* **Problem requirements**: Begin with the line that contains "Parse this chart and return its data as JSON." and transcribe each line after it, up to and including the last line of the listing below.
━━━ Dataset entries ━━━
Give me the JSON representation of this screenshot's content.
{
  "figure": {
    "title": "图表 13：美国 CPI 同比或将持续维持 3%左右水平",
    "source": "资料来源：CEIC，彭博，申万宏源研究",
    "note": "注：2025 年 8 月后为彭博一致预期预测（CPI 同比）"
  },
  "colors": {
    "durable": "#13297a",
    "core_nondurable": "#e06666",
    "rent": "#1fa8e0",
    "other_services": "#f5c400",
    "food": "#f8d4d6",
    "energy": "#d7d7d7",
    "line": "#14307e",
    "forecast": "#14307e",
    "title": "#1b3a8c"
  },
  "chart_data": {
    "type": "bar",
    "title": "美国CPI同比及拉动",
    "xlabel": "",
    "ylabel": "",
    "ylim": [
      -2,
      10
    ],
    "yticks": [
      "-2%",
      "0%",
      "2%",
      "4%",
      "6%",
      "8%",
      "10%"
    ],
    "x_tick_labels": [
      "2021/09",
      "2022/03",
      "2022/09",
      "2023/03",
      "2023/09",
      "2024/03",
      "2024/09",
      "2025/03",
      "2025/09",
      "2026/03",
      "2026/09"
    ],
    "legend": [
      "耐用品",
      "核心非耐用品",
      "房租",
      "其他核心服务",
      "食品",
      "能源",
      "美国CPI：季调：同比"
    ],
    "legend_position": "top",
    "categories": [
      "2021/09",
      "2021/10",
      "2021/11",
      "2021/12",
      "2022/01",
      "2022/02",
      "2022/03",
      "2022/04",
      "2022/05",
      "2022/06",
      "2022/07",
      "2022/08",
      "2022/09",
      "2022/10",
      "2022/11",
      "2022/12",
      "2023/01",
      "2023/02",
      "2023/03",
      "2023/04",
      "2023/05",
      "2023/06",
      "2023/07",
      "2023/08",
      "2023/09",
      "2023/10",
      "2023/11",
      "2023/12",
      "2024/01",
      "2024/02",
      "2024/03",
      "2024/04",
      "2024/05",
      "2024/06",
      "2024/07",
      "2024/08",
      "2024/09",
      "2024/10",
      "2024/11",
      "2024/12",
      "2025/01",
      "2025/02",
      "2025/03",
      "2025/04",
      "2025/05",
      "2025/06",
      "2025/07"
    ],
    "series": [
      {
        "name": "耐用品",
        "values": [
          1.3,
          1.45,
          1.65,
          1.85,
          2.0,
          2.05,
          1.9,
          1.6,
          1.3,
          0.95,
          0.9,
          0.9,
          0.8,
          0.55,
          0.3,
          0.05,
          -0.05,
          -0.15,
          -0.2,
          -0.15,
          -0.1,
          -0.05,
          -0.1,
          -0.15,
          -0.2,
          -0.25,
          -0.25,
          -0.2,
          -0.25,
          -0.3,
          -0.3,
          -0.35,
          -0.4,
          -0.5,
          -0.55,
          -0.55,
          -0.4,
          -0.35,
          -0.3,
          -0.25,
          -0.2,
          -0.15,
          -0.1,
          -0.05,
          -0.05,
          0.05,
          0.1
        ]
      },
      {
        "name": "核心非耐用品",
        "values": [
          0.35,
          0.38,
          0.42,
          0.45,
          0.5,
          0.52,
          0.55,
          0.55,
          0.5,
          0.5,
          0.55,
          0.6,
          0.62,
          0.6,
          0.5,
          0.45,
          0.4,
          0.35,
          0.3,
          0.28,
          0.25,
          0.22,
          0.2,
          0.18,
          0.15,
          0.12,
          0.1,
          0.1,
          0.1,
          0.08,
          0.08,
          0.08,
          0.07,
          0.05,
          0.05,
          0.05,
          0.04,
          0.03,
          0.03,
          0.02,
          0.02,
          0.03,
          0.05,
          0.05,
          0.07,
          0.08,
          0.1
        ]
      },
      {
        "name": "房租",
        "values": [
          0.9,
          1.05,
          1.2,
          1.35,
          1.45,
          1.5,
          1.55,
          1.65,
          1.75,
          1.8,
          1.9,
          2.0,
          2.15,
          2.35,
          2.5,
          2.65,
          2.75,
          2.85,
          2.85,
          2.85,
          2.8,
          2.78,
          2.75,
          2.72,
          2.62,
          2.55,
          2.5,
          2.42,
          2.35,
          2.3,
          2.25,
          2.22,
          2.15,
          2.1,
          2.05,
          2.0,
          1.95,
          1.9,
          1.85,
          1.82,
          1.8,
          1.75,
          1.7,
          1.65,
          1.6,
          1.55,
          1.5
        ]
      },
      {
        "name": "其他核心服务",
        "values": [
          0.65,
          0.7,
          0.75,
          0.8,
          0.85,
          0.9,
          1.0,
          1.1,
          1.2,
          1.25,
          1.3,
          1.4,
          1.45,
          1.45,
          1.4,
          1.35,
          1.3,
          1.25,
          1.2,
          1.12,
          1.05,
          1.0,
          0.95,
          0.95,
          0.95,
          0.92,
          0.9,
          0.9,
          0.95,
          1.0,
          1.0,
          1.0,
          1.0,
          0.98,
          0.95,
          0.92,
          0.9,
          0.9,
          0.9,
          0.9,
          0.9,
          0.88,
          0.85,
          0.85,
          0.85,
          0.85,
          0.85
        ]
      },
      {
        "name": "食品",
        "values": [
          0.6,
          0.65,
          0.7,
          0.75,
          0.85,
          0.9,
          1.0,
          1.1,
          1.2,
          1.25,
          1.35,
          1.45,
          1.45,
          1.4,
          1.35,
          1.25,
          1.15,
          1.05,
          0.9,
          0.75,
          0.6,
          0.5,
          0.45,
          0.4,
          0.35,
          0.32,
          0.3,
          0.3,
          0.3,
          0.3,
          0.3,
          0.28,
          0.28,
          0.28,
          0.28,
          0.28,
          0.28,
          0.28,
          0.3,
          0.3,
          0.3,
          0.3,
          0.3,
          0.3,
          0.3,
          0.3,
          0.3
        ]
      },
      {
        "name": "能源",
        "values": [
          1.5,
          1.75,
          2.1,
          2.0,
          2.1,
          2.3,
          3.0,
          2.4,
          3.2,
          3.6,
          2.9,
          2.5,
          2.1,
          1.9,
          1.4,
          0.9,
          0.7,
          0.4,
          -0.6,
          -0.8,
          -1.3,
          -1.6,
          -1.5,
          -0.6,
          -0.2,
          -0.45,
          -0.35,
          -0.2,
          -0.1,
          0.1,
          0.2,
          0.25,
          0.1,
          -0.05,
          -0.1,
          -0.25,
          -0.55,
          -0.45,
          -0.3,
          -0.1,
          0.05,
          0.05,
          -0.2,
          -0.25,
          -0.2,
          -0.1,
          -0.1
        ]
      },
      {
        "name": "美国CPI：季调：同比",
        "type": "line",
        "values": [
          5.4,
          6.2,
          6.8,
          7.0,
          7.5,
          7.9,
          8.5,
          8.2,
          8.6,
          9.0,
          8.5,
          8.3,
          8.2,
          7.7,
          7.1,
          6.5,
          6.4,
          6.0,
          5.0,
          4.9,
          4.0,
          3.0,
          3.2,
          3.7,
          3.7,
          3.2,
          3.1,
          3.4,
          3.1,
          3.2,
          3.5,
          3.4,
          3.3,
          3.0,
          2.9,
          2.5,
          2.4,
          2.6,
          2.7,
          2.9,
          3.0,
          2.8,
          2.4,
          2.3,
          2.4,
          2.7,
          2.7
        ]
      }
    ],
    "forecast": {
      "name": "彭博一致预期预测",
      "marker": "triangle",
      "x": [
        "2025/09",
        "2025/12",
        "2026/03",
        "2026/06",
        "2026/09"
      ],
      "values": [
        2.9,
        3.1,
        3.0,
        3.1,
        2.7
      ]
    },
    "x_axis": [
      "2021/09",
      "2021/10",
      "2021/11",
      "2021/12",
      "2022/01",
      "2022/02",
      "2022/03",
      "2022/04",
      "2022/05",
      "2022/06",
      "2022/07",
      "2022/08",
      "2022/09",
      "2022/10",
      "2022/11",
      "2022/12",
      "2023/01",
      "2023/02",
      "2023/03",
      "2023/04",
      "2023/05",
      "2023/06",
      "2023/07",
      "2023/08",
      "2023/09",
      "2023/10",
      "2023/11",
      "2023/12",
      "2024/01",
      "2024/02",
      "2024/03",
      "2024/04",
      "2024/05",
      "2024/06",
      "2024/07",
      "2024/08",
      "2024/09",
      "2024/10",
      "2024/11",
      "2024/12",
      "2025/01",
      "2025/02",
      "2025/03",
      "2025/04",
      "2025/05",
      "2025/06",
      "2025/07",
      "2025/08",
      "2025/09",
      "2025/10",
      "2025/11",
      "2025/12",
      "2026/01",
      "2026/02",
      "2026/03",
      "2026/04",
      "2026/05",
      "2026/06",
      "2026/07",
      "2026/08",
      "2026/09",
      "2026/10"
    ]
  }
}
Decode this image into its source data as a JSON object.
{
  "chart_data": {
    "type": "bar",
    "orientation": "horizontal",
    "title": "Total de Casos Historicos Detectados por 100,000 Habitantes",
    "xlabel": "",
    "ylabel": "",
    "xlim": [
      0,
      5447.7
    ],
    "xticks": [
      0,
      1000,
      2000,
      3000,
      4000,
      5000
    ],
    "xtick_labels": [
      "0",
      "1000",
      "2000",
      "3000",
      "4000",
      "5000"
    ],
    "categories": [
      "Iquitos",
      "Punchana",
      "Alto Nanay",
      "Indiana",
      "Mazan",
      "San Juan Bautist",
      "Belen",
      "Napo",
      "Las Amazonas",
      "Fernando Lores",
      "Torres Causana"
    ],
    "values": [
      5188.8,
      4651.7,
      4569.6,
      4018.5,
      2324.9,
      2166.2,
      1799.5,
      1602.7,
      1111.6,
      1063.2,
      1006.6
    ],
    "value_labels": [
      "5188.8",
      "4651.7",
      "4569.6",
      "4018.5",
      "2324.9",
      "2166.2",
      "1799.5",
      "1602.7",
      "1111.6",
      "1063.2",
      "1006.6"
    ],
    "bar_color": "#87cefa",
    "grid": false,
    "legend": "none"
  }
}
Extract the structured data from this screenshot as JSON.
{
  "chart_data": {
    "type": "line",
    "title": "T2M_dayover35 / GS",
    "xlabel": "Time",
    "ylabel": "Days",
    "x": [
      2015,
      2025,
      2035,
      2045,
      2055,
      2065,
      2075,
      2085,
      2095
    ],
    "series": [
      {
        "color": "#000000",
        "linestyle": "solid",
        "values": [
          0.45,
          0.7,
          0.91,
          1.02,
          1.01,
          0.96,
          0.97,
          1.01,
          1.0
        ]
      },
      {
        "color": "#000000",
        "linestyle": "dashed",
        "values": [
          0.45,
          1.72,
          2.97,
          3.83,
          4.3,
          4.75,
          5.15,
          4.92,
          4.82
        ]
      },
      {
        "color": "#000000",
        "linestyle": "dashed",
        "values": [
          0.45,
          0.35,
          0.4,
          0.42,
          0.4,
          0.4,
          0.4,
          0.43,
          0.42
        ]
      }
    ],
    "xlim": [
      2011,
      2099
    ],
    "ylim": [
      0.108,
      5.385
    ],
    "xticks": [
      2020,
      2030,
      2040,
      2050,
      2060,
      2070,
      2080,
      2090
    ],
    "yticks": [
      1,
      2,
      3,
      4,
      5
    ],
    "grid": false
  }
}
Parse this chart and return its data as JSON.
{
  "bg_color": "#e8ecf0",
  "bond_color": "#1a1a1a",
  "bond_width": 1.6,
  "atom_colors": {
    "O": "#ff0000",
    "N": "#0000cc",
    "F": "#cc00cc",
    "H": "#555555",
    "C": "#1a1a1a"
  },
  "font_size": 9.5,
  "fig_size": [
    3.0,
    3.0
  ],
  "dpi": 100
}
━━━
* **Worked answer**:
Parse this chart and return its data as JSON.
{
  "bg_color": "#e8ecf0",
  "bond_color": "#1a1a1a",
  "bond_width": 1.6,
  "atom_colors": {
    "O": "#ff0000",
    "N": "#0000cc",
    "F": "#cc00cc",
    "H": "#555555",
    "C": "#1a1a1a"
  },
  "font_size": 9.5,
  "fig_size": [
    3.0,
    3.0
  ],
  "dpi": 100
}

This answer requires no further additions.